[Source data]
------------------------
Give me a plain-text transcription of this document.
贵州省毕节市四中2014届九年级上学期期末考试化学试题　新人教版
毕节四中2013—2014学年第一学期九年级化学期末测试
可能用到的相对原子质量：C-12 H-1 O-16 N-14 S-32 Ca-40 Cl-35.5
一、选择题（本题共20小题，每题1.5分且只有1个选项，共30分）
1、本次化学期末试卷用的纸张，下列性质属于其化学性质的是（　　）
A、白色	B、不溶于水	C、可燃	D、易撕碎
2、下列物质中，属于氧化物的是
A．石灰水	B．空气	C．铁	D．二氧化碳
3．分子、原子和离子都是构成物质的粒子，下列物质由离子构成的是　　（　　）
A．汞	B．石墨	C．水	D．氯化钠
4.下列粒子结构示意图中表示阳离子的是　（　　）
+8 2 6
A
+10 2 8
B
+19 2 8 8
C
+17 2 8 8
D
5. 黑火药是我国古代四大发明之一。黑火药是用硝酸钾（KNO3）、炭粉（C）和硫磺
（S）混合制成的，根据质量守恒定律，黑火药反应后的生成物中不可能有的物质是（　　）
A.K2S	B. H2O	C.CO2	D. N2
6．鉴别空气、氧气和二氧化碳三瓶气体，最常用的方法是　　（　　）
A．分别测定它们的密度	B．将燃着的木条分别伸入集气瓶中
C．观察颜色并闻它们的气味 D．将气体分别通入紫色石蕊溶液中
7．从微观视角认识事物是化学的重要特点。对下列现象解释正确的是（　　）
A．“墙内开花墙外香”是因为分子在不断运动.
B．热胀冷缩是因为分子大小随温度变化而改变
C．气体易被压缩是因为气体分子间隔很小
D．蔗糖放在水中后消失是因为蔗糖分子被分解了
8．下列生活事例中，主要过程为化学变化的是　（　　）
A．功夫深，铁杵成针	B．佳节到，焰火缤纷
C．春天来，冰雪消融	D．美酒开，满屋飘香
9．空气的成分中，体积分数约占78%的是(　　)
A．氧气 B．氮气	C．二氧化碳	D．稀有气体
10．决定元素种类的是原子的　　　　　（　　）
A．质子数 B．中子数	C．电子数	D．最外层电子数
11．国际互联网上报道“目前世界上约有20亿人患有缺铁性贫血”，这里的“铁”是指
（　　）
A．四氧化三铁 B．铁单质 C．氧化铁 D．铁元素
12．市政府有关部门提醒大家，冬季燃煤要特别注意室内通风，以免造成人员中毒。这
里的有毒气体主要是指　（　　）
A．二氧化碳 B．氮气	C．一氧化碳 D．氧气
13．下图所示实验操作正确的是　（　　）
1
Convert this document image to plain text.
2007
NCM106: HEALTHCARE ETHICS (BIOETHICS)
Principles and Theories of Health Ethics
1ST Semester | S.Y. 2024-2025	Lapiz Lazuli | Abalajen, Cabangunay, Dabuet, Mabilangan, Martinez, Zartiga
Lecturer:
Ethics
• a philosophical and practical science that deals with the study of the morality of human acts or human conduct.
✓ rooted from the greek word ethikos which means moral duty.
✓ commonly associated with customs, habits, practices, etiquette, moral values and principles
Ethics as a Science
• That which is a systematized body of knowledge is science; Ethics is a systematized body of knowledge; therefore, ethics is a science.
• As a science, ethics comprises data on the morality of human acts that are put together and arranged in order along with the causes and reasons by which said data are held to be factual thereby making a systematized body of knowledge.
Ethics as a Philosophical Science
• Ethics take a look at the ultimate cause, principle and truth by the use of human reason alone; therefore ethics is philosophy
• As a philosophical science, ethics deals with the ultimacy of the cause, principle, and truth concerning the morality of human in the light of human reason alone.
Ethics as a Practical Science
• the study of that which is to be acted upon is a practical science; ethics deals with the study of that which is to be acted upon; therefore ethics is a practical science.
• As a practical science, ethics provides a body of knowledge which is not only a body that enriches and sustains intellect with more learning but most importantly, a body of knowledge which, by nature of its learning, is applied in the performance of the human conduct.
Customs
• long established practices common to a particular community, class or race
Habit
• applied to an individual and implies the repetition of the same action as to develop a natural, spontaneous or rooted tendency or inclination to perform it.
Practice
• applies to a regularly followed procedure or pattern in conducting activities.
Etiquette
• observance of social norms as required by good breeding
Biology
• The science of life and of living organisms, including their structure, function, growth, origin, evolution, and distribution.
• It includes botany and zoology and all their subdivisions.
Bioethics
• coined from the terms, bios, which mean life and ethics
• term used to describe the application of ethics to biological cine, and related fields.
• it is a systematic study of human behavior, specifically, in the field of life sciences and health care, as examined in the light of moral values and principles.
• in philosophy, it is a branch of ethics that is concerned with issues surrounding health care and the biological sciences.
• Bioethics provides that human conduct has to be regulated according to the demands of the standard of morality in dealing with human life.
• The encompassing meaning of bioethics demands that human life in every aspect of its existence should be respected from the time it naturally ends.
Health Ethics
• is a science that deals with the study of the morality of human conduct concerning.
------------------------
> _What the task requires_: Copy the material above back out, exactly as written.

> _Result for this exercise_:
Give me a plain-text transcription of this document.
贵州省毕节市四中2014届九年级上学期期末考试化学试题　新人教版
毕节四中2013—2014学年第一学期九年级化学期末测试
可能用到的相对原子质量：C-12 H-1 O-16 N-14 S-32 Ca-40 Cl-35.5
一、选择题（本题共20小题，每题1.5分且只有1个选项，共30分）
1、本次化学期末试卷用的纸张，下列性质属于其化学性质的是（　　）
A、白色	B、不溶于水	C、可燃	D、易撕碎
2、下列物质中，属于氧化物的是
A．石灰水	B．空气	C．铁	D．二氧化碳
3．分子、原子和离子都是构成物质的粒子，下列物质由离子构成的是　　（　　）
A．汞	B．石墨	C．水	D．氯化钠
4.下列粒子结构示意图中表示阳离子的是　（　　）
+8 2 6
A
+10 2 8
B
+19 2 8 8
C
+17 2 8 8
D
5. 黑火药是我国古代四大发明之一。黑火药是用硝酸钾（KNO3）、炭粉（C）和硫磺
（S）混合制成的，根据质量守恒定律，黑火药反应后的生成物中不可能有的物质是（　　）
A.K2S	B. H2O	C.CO2	D. N2
6．鉴别空气、氧气和二氧化碳三瓶气体，最常用的方法是　　（　　）
A．分别测定它们的密度	B．将燃着的木条分别伸入集气瓶中
C．观察颜色并闻它们的气味 D．将气体分别通入紫色石蕊溶液中
7．从微观视角认识事物是化学的重要特点。对下列现象解释正确的是（　　）
A．“墙内开花墙外香”是因为分子在不断运动.
B．热胀冷缩是因为分子大小随温度变化而改变
C．气体易被压缩是因为气体分子间隔很小
D．蔗糖放在水中后消失是因为蔗糖分子被分解了
8．下列生活事例中，主要过程为化学变化的是　（　　）
A．功夫深，铁杵成针	B．佳节到，焰火缤纷
C．春天来，冰雪消融	D．美酒开，满屋飘香
9．空气的成分中，体积分数约占78%的是(　　)
A．氧气 B．氮气	C．二氧化碳	D．稀有气体
10．决定元素种类的是原子的　　　　　（　　）
A．质子数 B．中子数	C．电子数	D．最外层电子数
11．国际互联网上报道“目前世界上约有20亿人患有缺铁性贫血”，这里的“铁”是指
（　　）
A．四氧化三铁 B．铁单质 C．氧化铁 D．铁元素
12．市政府有关部门提醒大家，冬季燃煤要特别注意室内通风，以免造成人员中毒。这
里的有毒气体主要是指　（　　）
A．二氧化碳 B．氮气	C．一氧化碳 D．氧气
13．下图所示实验操作正确的是　（　　）
1
Convert this document image to plain text.
2007
NCM106: HEALTHCARE ETHICS (BIOETHICS)
Principles and Theories of Health Ethics
1ST Semester | S.Y. 2024-2025	Lapiz Lazuli | Abalajen, Cabangunay, Dabuet, Mabilangan, Martinez, Zartiga
Lecturer:
Ethics
• a philosophical and practical science that deals with the study of the morality of human acts or human conduct.
✓ rooted from the greek word ethikos which means moral duty.
✓ commonly associated with customs, habits, practices, etiquette, moral values and principles
Ethics as a Science
• That which is a systematized body of knowledge is science; Ethics is a systematized body of knowledge; therefore, ethics is a science.
• As a science, ethics comprises data on the morality of human acts that are put together and arranged in order along with the causes and reasons by which said data are held to be factual thereby making a systematized body of knowledge.
Ethics as a Philosophical Science
• Ethics take a look at the ultimate cause, principle and truth by the use of human reason alone; therefore ethics is philosophy
• As a philosophical science, ethics deals with the ultimacy of the cause, principle, and truth concerning the morality of human in the light of human reason alone.
Ethics as a Practical Science
• the study of that which is to be acted upon is a practical science; ethics deals with the study of that which is to be acted upon; therefore ethics is a practical science.
• As a practical science, ethics provides a body of knowledge which is not only a body that enriches and sustains intellect with more learning but most importantly, a body of knowledge which, by nature of its learning, is applied in the performance of the human conduct.
Customs
• long established practices common to a particular community, class or race
Habit
• applied to an individual and implies the repetition of the same action as to develop a natural, spontaneous or rooted tendency or inclination to perform it.
Practice
• applies to a regularly followed procedure or pattern in conducting activities.
Etiquette
• observance of social norms as required by good breeding
Biology
• The science of life and of living organisms, including their structure, function, growth, origin, evolution, and distribution.
• It includes botany and zoology and all their subdivisions.
Bioethics
• coined from the terms, bios, which mean life and ethics
• term used to describe the application of ethics to biological cine, and related fields.
• it is a systematic study of human behavior, specifically, in the field of life sciences and health care, as examined in the light of moral values and principles.
• in philosophy, it is a branch of ethics that is concerned with issues surrounding health care and the biological sciences.
• Bioethics provides that human conduct has to be regulated according to the demands of the standard of morality in dealing with human life.
• The encompassing meaning of bioethics demands that human life in every aspect of its existence should be respected from the time it naturally ends.
Health Ethics
• is a science that deals with the study of the morality of human conduct concerning.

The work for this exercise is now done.